• **ÉNONCÉ DE L'EXERCICE 1**: Extrayez mot pour mot du texte sur la chasse aux sorcières le passage allant de « Je parlerai principalement » jusqu'à « est plus pertinent. » inclus.

• **SECTION DU TEXTE**:
#####

Sacrées Sorcières…

Revenons à nos sorcières et à la sorcellerie ! Le but de ce texte est de discuter du caractère extérieurement construit de celles-ci : les sorcières sont avant tout des femmes qui sont désignées par d’autres comme sorcières, sans rapport avec ce qu’elles font réellement. De ceci découlent de nombreuses choses. Cet aspect de la Chasse aux Sorcières est je pense fondamental, mais pourtant rarement pris en compte lors de l’analyse de cette persécution. Il me semble pourtant qu’il y a des choses très simples à décrire et à en tirer pour notre compréhension, représentation, approche et appréciation modernes du phénomène et de ses suites.

Je parlerai principalement des périodes allant du début du 16e siècle à la fin du 17e siècle en Europe de l’Ouest. J’emploierai le mot de sorcière au féminin, bien que nombre de « sorciers » furent aussi persécutés et condamnés durant ces périodes. Néanmoins tant du point de vue des chiffres que de la base misogyne du discours qui sous-tend les persécutions, le mot au féminin, j’estime, est plus pertinent.

Voilà la base de ma réflexion : les sorcières n’existent pas ! Cela prête peut-être à sourire dit ainsi, mais il est facile d’oublier ce fait, les sorcières, c.a.d des femmes (et hommes) qui pactisent avec satan pour obtenir des pouvoirs magiques et lancer des maléfices n’existent pas en tant que fait matériel dans l’Europe moderne. Que vous soyez chrétien ou non, croyez en l’influence de satan ou non, les accusateurs des sorcières n’ont jamais prouvés que pour eux-mêmes l’existence de celles-ci.

Ce qui est en jeu, c’est que de fait, est une sorcière une femme qui est décrite comme sorcière par un juge. Il n’y a jamais de preuves matérielles, hormis celles qui sont constitués comme réelles par les juges eux-mêmes, comme la « marque du malin », zone sensément insensible à la douleur. Mais, qui a institué ces marques de reconnaissance comme pertinentes… ? Les juges eux-mêmes. Les juges trouvent ce qu’ils veulent trouver, ce qui est estimé comme pertinent en amont. On remarquera par exemple qu’aucune femme n’a été surprise volant sur un balai ou organisant réellement un sabbat. Ce ne sont pas des femmes qui dictent ce qu’est une sorcière. Toutes les marques d’appartenance et de reconnaissance des sorcières ne proviennent que des esprits des hommes qui jugent, jamais des femmes jugées. Il n’y a pas de travail de police, c’est une création légale qui est imposée de l’extérieur : est sorcière qui est jugée comme sorcière. De manière ironique, c’est en fait l’accusation qui est une « incantation » sociale, en cela qu’elle est performative. L’acte de dire crée la sorcière plutôt que les faits de la femme jugée elle-même. On pourrait dire selon un vocabulaire récent que ces femmes ont été « sorcièrisées ». Ainsi le juge re-crée la femme comme un « autre » (dans le langage Beauvoirien), « les femmes deviennent des sorcières », par l’action culturelle extérieure des hommes qui décrivent et décrètent ce qu’est une sorcière.

#####

• **DONNÉES EXTRAITES**:
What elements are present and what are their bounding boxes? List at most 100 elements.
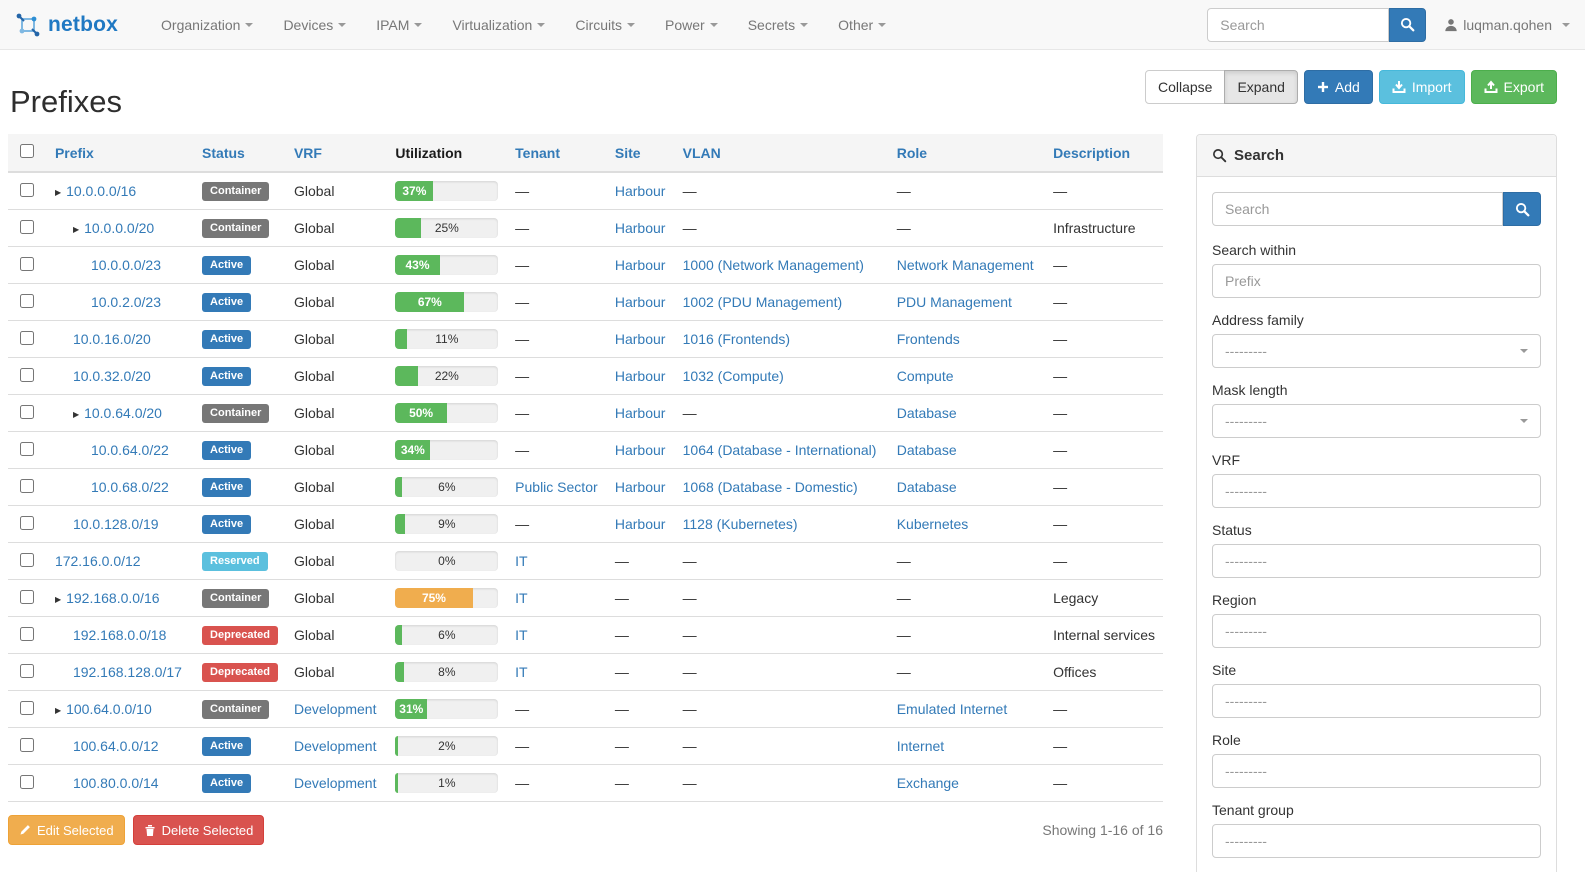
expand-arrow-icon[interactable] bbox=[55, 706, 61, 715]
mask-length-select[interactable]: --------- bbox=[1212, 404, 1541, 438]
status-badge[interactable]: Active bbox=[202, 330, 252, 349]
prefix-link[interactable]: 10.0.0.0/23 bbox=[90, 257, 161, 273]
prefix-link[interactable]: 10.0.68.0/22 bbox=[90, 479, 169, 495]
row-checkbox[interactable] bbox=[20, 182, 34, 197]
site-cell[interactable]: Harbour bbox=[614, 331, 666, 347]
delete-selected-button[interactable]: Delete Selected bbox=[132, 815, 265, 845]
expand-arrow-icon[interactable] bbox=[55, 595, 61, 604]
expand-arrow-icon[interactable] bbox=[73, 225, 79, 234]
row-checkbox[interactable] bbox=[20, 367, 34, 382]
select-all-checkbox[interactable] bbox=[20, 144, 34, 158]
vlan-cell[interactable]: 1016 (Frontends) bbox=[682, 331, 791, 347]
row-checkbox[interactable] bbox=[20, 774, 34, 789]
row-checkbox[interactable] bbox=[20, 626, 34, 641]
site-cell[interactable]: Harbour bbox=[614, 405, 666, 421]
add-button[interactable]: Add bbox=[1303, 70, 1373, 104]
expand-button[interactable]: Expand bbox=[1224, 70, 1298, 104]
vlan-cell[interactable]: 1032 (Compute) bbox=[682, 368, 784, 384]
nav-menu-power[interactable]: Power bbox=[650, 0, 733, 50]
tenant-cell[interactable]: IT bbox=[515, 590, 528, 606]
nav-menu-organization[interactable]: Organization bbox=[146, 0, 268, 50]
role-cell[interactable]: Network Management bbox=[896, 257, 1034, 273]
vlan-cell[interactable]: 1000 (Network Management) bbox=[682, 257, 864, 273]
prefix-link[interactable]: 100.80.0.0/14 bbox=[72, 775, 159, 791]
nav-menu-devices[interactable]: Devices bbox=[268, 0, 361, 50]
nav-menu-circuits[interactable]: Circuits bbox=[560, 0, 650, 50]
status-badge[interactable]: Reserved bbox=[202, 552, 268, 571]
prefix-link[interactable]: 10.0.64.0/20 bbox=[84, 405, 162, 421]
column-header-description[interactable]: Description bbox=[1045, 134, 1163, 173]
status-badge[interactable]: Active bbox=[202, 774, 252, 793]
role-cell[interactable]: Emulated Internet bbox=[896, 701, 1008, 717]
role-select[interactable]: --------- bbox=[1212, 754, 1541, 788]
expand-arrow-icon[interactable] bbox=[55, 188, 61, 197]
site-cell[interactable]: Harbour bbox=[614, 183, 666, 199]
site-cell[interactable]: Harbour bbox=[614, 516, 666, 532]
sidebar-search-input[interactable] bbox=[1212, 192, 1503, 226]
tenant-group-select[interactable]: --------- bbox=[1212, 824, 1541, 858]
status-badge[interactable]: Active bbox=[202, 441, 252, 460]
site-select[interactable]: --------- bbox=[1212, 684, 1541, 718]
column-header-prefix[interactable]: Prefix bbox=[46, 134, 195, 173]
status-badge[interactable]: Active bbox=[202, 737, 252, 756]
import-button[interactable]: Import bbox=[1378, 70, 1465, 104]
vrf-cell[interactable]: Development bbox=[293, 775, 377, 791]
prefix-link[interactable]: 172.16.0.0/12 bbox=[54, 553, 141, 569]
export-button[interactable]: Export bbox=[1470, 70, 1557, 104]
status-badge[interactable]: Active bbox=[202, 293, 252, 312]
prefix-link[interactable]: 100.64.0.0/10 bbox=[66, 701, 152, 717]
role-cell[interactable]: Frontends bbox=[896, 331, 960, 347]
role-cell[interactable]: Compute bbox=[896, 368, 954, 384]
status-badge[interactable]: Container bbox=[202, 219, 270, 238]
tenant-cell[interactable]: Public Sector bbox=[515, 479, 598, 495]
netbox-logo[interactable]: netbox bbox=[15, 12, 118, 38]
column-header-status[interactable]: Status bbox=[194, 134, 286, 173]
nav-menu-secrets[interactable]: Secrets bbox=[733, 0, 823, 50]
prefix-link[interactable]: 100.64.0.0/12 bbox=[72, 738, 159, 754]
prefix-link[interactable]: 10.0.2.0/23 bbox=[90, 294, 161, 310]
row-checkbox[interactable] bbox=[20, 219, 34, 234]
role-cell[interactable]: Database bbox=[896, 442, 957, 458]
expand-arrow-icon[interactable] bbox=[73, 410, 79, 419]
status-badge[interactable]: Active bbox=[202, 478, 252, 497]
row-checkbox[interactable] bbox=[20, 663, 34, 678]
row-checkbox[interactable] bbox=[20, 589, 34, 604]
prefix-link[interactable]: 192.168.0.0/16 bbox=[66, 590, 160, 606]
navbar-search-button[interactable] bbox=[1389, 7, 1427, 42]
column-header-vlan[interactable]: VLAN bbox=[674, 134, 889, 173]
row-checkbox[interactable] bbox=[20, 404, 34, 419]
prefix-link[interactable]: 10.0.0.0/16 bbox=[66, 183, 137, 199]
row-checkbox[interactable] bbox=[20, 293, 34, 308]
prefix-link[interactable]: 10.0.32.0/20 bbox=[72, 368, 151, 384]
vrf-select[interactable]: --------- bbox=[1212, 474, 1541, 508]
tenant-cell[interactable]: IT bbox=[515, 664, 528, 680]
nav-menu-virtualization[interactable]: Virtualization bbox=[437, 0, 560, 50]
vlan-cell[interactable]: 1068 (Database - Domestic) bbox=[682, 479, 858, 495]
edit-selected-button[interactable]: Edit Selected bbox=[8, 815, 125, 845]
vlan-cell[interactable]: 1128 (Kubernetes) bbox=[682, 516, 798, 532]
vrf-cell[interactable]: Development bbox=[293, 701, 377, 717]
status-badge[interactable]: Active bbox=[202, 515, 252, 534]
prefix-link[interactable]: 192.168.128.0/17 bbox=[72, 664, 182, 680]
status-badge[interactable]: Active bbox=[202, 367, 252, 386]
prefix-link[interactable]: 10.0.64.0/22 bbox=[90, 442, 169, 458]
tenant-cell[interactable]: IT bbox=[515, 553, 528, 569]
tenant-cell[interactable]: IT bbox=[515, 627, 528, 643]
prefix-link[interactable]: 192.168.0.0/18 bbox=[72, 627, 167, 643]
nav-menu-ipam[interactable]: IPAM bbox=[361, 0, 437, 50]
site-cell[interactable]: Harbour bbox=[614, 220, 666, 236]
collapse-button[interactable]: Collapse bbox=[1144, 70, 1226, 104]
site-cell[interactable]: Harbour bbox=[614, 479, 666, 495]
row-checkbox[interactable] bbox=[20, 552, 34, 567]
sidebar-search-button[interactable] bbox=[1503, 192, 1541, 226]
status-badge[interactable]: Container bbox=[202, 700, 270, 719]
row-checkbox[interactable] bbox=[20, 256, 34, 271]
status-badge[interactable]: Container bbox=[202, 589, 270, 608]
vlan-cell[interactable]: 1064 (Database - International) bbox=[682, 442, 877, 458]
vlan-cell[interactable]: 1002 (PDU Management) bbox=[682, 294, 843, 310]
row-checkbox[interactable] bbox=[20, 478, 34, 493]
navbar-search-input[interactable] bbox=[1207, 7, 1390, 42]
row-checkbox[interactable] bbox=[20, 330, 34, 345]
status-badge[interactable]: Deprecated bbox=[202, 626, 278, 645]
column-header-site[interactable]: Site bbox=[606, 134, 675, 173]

#####

• **ÉNONCÉ DE L'EXERCICE 2**: Repérez dans les entrées chaque ligne qui contient la chaîne « Management » en tenant compte de la casse, puis recopiez-la intégralement.

• **SOLUTION DU PROBLÈME 1**:
Je parlerai principalement des périodes allant du début du 16e siècle à la fin du 17e siècle en Europe de l’Ouest. J’emploierai le mot de sorcière au féminin, bien que nombre de « sorciers » furent aussi persécutés et condamnés durant ces périodes. Néanmoins tant du point de vue des chiffres que de la base misogyne du discours qui sous-tend les persécutions, le mot au féminin, j’estime, est plus pertinent.

• **SOLUTION DU PROBLÈME 2**:
role-cell[interactable]: Network Management bbox=[896, 257, 1034, 273]
vlan-cell[interactable]: 1000 (Network Management) bbox=[682, 257, 864, 273]
vlan-cell[interactable]: 1002 (PDU Management) bbox=[682, 294, 843, 310]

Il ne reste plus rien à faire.